PROBLEM:
Leave out every picture, then transcribe the rest of the listing exactly.
******
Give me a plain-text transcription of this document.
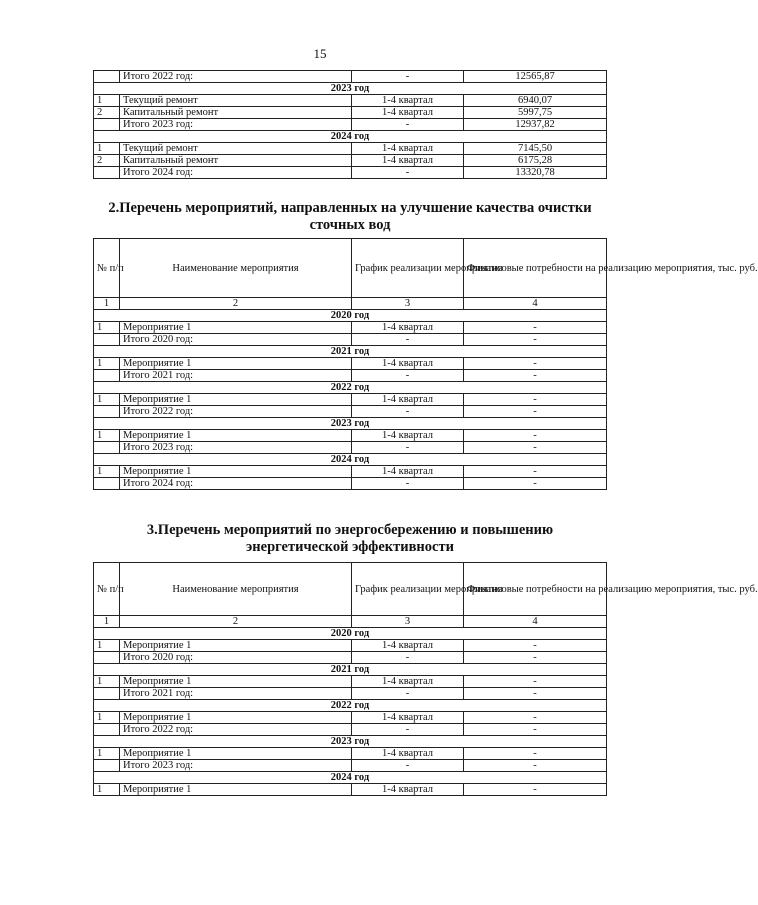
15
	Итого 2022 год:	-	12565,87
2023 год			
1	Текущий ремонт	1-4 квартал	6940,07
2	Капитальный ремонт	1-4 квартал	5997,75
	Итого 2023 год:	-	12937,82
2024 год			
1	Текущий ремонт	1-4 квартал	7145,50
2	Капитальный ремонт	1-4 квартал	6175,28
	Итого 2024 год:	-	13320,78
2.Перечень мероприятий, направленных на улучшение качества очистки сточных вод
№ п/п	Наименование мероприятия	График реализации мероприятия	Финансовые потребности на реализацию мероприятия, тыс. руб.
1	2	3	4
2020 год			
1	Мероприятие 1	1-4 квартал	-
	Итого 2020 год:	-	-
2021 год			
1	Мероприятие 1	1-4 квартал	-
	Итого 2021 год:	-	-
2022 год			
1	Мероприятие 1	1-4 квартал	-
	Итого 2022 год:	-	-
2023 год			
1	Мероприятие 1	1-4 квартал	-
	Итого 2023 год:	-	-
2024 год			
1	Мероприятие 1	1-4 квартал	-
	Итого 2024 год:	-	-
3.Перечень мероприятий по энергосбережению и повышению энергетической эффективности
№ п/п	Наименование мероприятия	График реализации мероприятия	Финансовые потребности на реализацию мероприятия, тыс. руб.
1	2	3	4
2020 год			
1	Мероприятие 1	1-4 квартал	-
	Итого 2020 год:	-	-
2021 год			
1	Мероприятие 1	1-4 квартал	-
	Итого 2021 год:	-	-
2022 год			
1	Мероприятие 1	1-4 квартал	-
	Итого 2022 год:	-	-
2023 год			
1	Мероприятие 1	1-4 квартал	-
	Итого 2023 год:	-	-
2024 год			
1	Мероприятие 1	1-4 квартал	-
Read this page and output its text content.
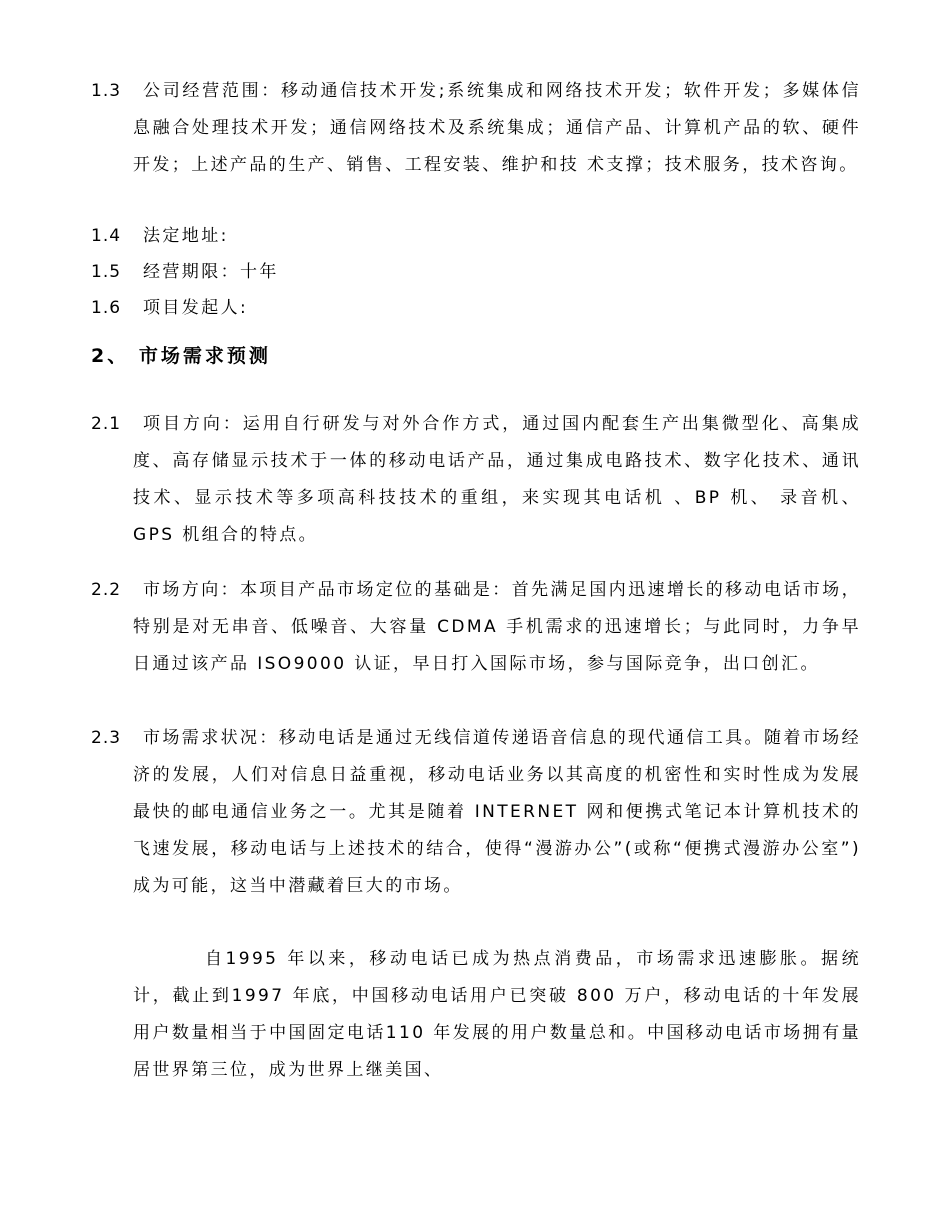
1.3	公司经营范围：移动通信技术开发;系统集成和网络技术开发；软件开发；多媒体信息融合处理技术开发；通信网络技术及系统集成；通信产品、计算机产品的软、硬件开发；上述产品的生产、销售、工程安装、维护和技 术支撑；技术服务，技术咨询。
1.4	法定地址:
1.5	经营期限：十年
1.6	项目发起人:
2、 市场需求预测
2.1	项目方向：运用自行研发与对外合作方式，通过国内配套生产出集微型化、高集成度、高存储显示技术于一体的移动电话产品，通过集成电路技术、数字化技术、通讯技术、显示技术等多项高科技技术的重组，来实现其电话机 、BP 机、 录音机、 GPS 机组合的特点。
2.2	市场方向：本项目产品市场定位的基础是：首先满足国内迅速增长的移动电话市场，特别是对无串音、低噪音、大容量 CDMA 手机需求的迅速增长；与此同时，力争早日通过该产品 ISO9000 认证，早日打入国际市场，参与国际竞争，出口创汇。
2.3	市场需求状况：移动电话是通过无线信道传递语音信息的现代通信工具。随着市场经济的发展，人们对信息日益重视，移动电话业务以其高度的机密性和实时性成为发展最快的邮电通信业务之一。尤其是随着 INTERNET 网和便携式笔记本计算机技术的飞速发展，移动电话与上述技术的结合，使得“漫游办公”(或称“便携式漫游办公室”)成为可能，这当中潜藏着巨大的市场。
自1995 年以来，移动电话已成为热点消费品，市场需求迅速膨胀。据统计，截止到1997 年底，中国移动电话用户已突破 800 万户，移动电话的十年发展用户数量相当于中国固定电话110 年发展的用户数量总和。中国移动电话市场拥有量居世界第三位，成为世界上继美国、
******
RESULT OF THE TASK:
Give me a plain-text transcription of this document.
15
	Итого 2022 год:	-	12565,87
2023 год			
1	Текущий ремонт	1-4 квартал	6940,07
2	Капитальный ремонт	1-4 квартал	5997,75
	Итого 2023 год:	-	12937,82
2024 год			
1	Текущий ремонт	1-4 квартал	7145,50
2	Капитальный ремонт	1-4 квартал	6175,28
	Итого 2024 год:	-	13320,78
2.Перечень мероприятий, направленных на улучшение качества очистки сточных вод
№ п/п	Наименование мероприятия	График реализации мероприятия	Финансовые потребности на реализацию мероприятия, тыс. руб.
1	2	3	4
2020 год			
1	Мероприятие 1	1-4 квартал	-
	Итого 2020 год:	-	-
2021 год			
1	Мероприятие 1	1-4 квартал	-
	Итого 2021 год:	-	-
2022 год			
1	Мероприятие 1	1-4 квартал	-
	Итого 2022 год:	-	-
2023 год			
1	Мероприятие 1	1-4 квартал	-
	Итого 2023 год:	-	-
2024 год			
1	Мероприятие 1	1-4 квартал	-
	Итого 2024 год:	-	-
3.Перечень мероприятий по энергосбережению и повышению энергетической эффективности
№ п/п	Наименование мероприятия	График реализации мероприятия	Финансовые потребности на реализацию мероприятия, тыс. руб.
1	2	3	4
2020 год			
1	Мероприятие 1	1-4 квартал	-
	Итого 2020 год:	-	-
2021 год			
1	Мероприятие 1	1-4 квартал	-
	Итого 2021 год:	-	-
2022 год			
1	Мероприятие 1	1-4 квартал	-
	Итого 2022 год:	-	-
2023 год			
1	Мероприятие 1	1-4 квартал	-
	Итого 2023 год:	-	-
2024 год			
1	Мероприятие 1	1-4 квартал	-
Read this page and output its text content.
1.3	公司经营范围：移动通信技术开发;系统集成和网络技术开发；软件开发；多媒体信息融合处理技术开发；通信网络技术及系统集成；通信产品、计算机产品的软、硬件开发；上述产品的生产、销售、工程安装、维护和技 术支撑；技术服务，技术咨询。
1.4	法定地址:
1.5	经营期限：十年
1.6	项目发起人:
2、 市场需求预测
2.1	项目方向：运用自行研发与对外合作方式，通过国内配套生产出集微型化、高集成度、高存储显示技术于一体的移动电话产品，通过集成电路技术、数字化技术、通讯技术、显示技术等多项高科技技术的重组，来实现其电话机 、BP 机、 录音机、 GPS 机组合的特点。
2.2	市场方向：本项目产品市场定位的基础是：首先满足国内迅速增长的移动电话市场，特别是对无串音、低噪音、大容量 CDMA 手机需求的迅速增长；与此同时，力争早日通过该产品 ISO9000 认证，早日打入国际市场，参与国际竞争，出口创汇。
2.3	市场需求状况：移动电话是通过无线信道传递语音信息的现代通信工具。随着市场经济的发展，人们对信息日益重视，移动电话业务以其高度的机密性和实时性成为发展最快的邮电通信业务之一。尤其是随着 INTERNET 网和便携式笔记本计算机技术的飞速发展，移动电话与上述技术的结合，使得“漫游办公”(或称“便携式漫游办公室”)成为可能，这当中潜藏着巨大的市场。
自1995 年以来，移动电话已成为热点消费品，市场需求迅速膨胀。据统计，截止到1997 年底，中国移动电话用户已突破 800 万户，移动电话的十年发展用户数量相当于中国固定电话110 年发展的用户数量总和。中国移动电话市场拥有量居世界第三位，成为世界上继美国、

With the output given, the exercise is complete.